*Work to complete*:
Restate the records that follow word for word; no pictures should appear.

* * *

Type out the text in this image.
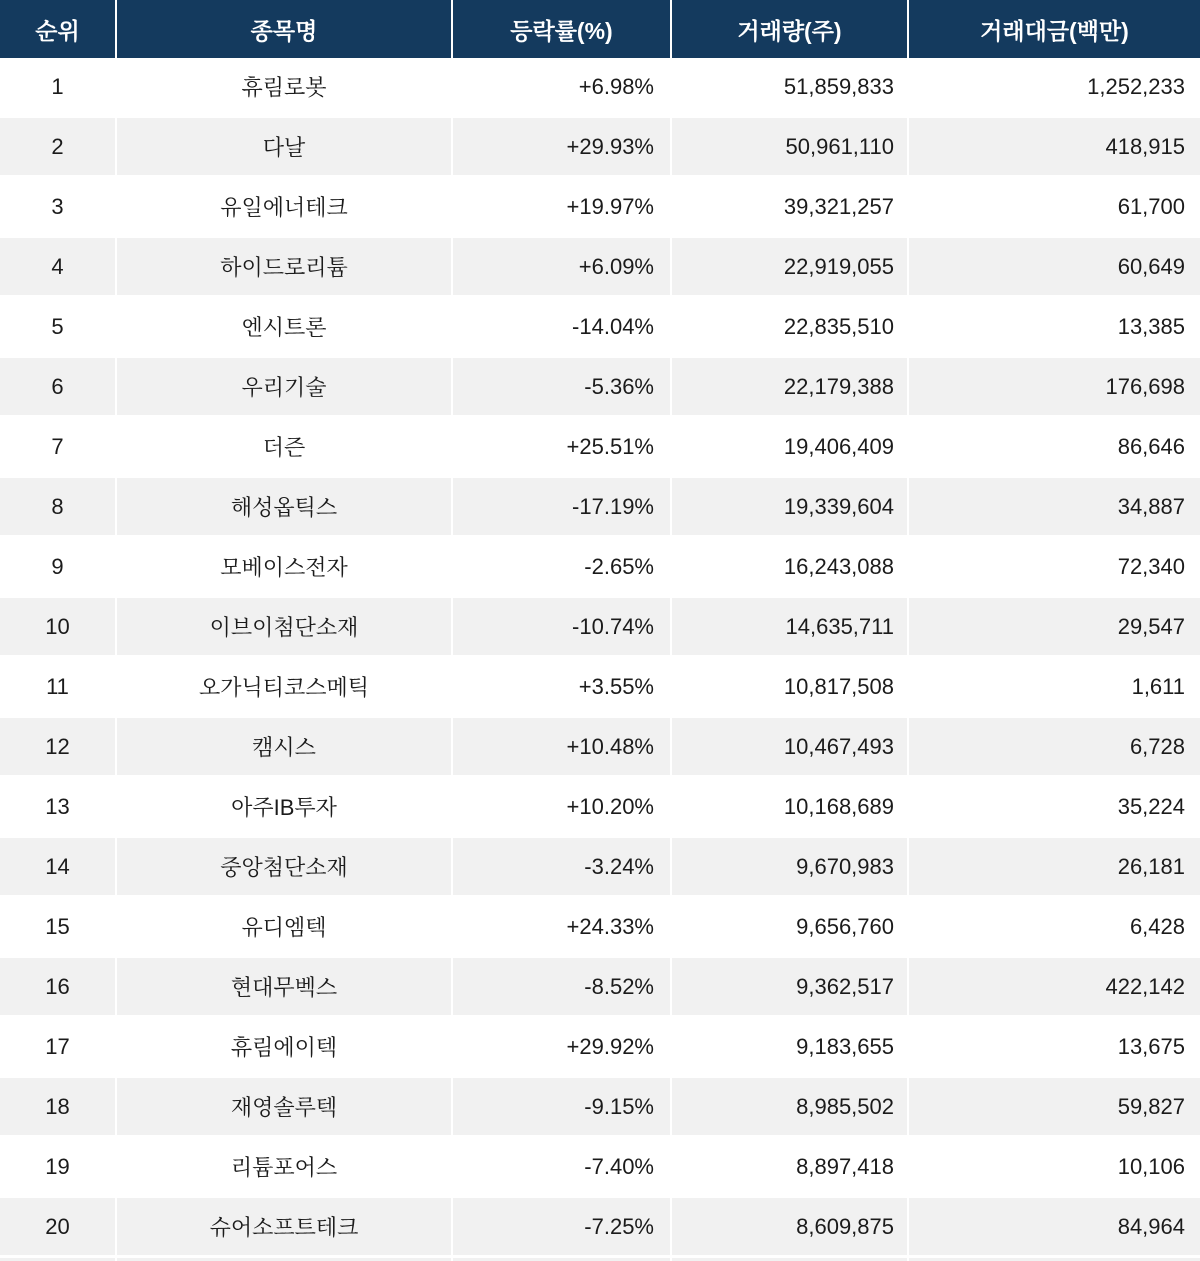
순위	종목명	등락률(%)	거래량(주)	거래대금(백만)
1	휴림로봇	+6.98%	51,859,833	1,252,233
2	다날	+29.93%	50,961,110	418,915
3	유일에너테크	+19.97%	39,321,257	61,700
4	하이드로리튬	+6.09%	22,919,055	60,649
5	엔시트론	-14.04%	22,835,510	13,385
6	우리기술	-5.36%	22,179,388	176,698
7	더즌	+25.51%	19,406,409	86,646
8	해성옵틱스	-17.19%	19,339,604	34,887
9	모베이스전자	-2.65%	16,243,088	72,340
10	이브이첨단소재	-10.74%	14,635,711	29,547
11	오가닉티코스메틱	+3.55%	10,817,508	1,611
12	캠시스	+10.48%	10,467,493	6,728
13	아주IB투자	+10.20%	10,168,689	35,224
14	중앙첨단소재	-3.24%	9,670,983	26,181
15	유디엠텍	+24.33%	9,656,760	6,428
16	현대무벡스	-8.52%	9,362,517	422,142
17	휴림에이텍	+29.92%	9,183,655	13,675
18	재영솔루텍	-9.15%	8,985,502	59,827
19	리튬포어스	-7.40%	8,897,418	10,106
20	슈어소프트테크	-7.25%	8,609,875	84,964
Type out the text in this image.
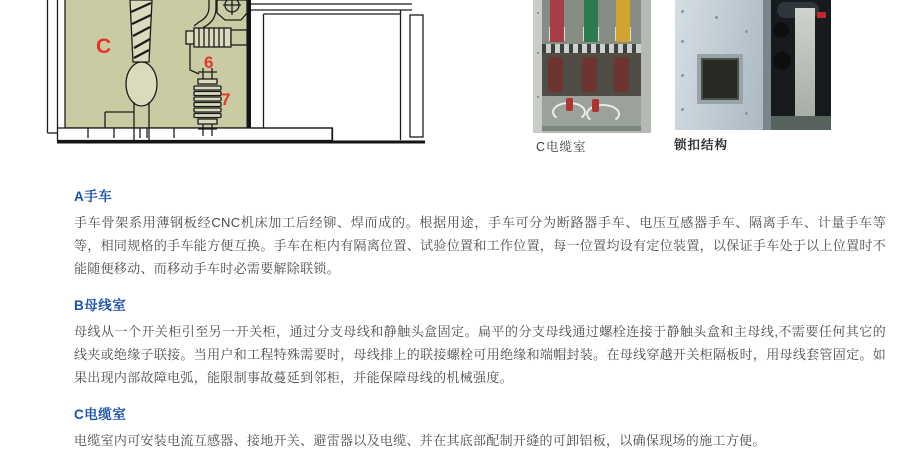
C
6
7
C电缆室	锁扣结构
A手车

手车骨架系用薄钢板经CNC机床加工后经铆、焊而成的。根据用途，手车可分为断路器手车、电压互感器手车、隔离手车、计量手车等等，相同规格的手车能方便互换。手车在柜内有隔离位置、试验位置和工作位置，每一位置均设有定位装置，以保证手车处于以上位置时不能随便移动、而移动手车时必需要解除联锁。

B母线室

母线从一个开关柜引至另一开关柜，通过分支母线和静触头盒固定。扁平的分支母线通过螺栓连接于静触头盒和主母线,不需要任何其它的线夹或绝缘子联接。当用户和工程特殊需要时，母线排上的联接螺栓可用绝缘和端帽封装。在母线穿越开关柜隔板时，用母线套管固定。如果出现内部故障电弧，能限制事故蔓延到邻柜，并能保障母线的机械强度。

C电缆室

电缆室内可安装电流互感器、接地开关、避雷器以及电缆、并在其底部配制开缝的可卸铝板，以确保现场的施工方便。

* * *

*Worked answer*:
Type out the text in this image.
순위	종목명	등락률(%)	거래량(주)	거래대금(백만)
1	휴림로봇	+6.98%	51,859,833	1,252,233
2	다날	+29.93%	50,961,110	418,915
3	유일에너테크	+19.97%	39,321,257	61,700
4	하이드로리튬	+6.09%	22,919,055	60,649
5	엔시트론	-14.04%	22,835,510	13,385
6	우리기술	-5.36%	22,179,388	176,698
7	더즌	+25.51%	19,406,409	86,646
8	해성옵틱스	-17.19%	19,339,604	34,887
9	모베이스전자	-2.65%	16,243,088	72,340
10	이브이첨단소재	-10.74%	14,635,711	29,547
11	오가닉티코스메틱	+3.55%	10,817,508	1,611
12	캠시스	+10.48%	10,467,493	6,728
13	아주IB투자	+10.20%	10,168,689	35,224
14	중앙첨단소재	-3.24%	9,670,983	26,181
15	유디엠텍	+24.33%	9,656,760	6,428
16	현대무벡스	-8.52%	9,362,517	422,142
17	휴림에이텍	+29.92%	9,183,655	13,675
18	재영솔루텍	-9.15%	8,985,502	59,827
19	리튬포어스	-7.40%	8,897,418	10,106
20	슈어소프트테크	-7.25%	8,609,875	84,964
Type out the text in this image.
C
6
7
C电缆室	锁扣结构
A手车

手车骨架系用薄钢板经CNC机床加工后经铆、焊而成的。根据用途，手车可分为断路器手车、电压互感器手车、隔离手车、计量手车等等，相同规格的手车能方便互换。手车在柜内有隔离位置、试验位置和工作位置，每一位置均设有定位装置，以保证手车处于以上位置时不能随便移动、而移动手车时必需要解除联锁。

B母线室

母线从一个开关柜引至另一开关柜，通过分支母线和静触头盒固定。扁平的分支母线通过螺栓连接于静触头盒和主母线,不需要任何其它的线夹或绝缘子联接。当用户和工程特殊需要时，母线排上的联接螺栓可用绝缘和端帽封装。在母线穿越开关柜隔板时，用母线套管固定。如果出现内部故障电弧，能限制事故蔓延到邻柜，并能保障母线的机械强度。

C电缆室

电缆室内可安装电流互感器、接地开关、避雷器以及电缆、并在其底部配制开缝的可卸铝板，以确保现场的施工方便。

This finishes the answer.